Brita Renée Heimarck offers a smart discussion of Jones as a master of assemblage and a “sound artist”. Jones was self-destructive and he became increasingly nonfunctional as Jagger and Richards took over the band’s leadership. But the Glimmer Twins did treat him shabbily, as seen in their screwing him out of a songwriting credit for one of their most distinctive mid-’60s hits, “Ruby Tuesday”.
Jones came up with the music, which was born from his desire to “combine his interests in two genres at opposite ends of the stylistic spectrum, Elizabethan lute music and Delta blues”. He and Keith Richards actually wrote the song but it ended up being credited to Jagger and Richards. Heimarck quotes a Stones accountant saying to Jones, “You write some of these songs and you give the name over as if Mick Jagger has done it. Do you understand, you’re giving ’em thousands of pounds!” Jagger, by the way, has since acknowledged that he had no hand in writing “Ruby Tuesday”.
Victor Coelho’s examination of the four great albums the Stones released between 1968 and 1972 is one of the book’s best essays. Those recordings constitute “the core identity of the group and the lasting, canonical repertory that has defined the Stones’ musical, historical, and cultural legacy.” One could argue that this assessment slights their earlier work—”Satisfaction”, “Paint it, Black”, “Ruby Tuesday”, and “19th Nervous Breakdown” are hardly minor-league—but it’s undeniable that the Big Four are consistently superior to the albums that came before.

# # # # #

● Questions to answer:
• A. Transcribe the Rolling Stones review from "Victor Coelho’s examination" to "that came before.".
• B. In the Rolling Stones review, condense the paragraph beginning "Jones came up with the music" into a short bulleted list of its main facts.
The material after the Rolling Stones review has no connection to it.

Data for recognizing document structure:
# # # # #

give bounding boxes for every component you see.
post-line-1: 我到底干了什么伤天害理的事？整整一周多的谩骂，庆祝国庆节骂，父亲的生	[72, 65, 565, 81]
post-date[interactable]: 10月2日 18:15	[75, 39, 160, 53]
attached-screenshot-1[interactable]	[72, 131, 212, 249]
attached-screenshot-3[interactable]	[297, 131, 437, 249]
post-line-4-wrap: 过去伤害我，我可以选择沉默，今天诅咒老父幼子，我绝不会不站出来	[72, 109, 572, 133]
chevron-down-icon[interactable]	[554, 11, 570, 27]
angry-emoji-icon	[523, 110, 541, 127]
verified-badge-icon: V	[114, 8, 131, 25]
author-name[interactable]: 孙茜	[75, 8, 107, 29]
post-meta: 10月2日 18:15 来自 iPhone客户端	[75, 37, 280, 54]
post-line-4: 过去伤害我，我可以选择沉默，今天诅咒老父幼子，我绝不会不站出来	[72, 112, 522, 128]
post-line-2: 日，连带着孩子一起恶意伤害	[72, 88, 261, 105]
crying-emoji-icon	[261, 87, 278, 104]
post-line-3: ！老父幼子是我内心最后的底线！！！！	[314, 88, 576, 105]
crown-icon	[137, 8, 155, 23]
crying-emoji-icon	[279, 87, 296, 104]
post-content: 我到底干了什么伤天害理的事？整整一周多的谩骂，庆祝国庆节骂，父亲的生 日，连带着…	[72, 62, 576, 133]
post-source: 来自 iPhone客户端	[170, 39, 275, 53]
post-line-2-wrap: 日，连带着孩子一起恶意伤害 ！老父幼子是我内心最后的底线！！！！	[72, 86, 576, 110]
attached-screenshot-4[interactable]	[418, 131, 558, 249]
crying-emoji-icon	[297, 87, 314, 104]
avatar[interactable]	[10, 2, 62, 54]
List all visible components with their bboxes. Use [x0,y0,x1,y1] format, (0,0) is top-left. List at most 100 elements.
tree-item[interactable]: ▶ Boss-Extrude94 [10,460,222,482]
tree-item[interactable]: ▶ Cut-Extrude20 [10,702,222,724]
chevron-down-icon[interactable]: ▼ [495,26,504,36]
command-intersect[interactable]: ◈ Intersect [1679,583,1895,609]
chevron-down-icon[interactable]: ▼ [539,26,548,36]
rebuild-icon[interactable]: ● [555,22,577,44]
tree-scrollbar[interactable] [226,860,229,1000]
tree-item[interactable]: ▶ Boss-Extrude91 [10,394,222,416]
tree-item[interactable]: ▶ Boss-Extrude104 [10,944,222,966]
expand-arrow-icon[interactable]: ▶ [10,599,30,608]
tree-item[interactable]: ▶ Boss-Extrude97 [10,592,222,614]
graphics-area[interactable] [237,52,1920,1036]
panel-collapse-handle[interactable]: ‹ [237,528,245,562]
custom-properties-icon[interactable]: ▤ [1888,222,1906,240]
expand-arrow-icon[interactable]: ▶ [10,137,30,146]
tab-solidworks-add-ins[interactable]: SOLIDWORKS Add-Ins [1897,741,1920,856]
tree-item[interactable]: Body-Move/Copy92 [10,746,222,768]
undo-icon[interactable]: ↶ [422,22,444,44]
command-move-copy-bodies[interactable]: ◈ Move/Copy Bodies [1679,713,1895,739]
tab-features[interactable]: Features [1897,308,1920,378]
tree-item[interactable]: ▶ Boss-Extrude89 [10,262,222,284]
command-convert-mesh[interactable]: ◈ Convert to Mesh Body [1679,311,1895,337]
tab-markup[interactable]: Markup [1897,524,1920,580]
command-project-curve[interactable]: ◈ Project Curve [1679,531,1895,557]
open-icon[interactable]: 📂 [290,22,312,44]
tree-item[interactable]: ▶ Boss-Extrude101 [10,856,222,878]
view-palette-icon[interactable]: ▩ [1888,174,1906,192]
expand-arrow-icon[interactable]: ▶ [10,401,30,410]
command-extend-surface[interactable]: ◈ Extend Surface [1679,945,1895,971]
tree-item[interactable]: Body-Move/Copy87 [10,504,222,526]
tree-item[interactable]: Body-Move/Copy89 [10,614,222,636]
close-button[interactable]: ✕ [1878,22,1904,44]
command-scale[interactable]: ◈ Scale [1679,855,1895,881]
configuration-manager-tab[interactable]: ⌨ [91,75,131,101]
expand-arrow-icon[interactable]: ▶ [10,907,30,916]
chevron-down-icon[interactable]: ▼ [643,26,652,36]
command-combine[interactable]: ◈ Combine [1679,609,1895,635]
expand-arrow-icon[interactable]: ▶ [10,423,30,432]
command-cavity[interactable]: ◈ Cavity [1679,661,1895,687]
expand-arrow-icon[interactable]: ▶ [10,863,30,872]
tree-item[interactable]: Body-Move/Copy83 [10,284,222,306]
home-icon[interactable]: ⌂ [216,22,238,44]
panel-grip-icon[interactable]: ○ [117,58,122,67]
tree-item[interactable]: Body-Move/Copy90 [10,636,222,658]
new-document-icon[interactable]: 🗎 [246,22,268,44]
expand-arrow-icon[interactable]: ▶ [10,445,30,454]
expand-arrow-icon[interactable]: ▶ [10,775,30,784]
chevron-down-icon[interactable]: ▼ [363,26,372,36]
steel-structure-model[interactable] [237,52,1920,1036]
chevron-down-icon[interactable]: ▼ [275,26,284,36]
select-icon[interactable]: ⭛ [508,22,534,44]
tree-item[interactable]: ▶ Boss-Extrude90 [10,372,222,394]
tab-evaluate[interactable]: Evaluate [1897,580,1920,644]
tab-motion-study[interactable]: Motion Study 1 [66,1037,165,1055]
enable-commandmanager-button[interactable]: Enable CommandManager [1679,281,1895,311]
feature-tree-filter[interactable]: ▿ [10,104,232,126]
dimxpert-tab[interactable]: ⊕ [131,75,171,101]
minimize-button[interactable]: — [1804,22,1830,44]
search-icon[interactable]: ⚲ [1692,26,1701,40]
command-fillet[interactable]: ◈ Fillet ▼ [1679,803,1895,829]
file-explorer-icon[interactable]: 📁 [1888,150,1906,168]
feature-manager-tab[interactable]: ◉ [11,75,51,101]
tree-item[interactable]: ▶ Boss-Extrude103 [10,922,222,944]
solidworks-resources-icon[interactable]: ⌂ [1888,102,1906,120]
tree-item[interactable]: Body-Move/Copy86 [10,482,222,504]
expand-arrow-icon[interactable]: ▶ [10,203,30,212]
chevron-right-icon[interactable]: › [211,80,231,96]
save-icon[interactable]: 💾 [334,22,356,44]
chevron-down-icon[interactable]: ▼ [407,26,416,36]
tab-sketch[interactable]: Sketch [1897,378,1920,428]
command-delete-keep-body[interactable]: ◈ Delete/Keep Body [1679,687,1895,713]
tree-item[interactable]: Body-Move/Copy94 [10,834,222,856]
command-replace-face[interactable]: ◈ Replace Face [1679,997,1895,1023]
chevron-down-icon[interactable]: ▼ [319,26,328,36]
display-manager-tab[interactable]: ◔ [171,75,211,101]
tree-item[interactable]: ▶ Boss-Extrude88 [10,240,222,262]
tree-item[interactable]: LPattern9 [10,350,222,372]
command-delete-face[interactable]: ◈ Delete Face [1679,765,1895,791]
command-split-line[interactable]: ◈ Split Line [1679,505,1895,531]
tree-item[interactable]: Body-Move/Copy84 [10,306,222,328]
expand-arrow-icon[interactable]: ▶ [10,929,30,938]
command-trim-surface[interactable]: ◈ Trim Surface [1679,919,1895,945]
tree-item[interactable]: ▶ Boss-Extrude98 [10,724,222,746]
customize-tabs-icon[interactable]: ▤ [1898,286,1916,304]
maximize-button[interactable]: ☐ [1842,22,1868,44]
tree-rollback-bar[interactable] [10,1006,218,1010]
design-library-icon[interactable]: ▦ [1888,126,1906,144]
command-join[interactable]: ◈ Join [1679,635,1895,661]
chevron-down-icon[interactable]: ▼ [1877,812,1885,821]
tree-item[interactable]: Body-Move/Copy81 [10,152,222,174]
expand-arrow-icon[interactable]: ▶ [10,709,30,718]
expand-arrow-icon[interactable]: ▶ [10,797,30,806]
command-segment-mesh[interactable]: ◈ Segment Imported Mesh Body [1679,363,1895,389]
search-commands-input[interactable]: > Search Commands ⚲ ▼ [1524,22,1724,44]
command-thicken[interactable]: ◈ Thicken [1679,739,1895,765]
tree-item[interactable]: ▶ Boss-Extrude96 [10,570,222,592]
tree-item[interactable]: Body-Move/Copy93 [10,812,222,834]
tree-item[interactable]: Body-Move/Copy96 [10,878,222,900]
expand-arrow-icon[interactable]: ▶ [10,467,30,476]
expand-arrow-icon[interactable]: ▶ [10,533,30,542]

# # # # #

● Answers by item number:
• A.
Victor Coelho’s examination of the four great albums the Stones released between 1968 and 1972 is one of the book’s best essays. Those recordings constitute “the core identity of the group and the lasting, canonical repertory that has defined the Stones’ musical, historical, and cultural legacy.” One could argue that this assessment slights their earlier work—”Satisfaction”, “Paint it, Black”, “Ruby Tuesday”, and “19th Nervous Breakdown” are hardly minor-league—but it’s undeniable that the Big Four are consistently superior to the albums that came before.

• B.
- Jones wrote the music for "Ruby Tuesday," aiming to combine Elizabethan lute music with Delta blues.
- Jones and Keith Richards wrote the song, but Jagger and Richards received the credit.
- A Stones accountant warned Jones that handing over credit was costing him thousands of pounds.
- Jagger has since acknowledged that he had no part in writing the song.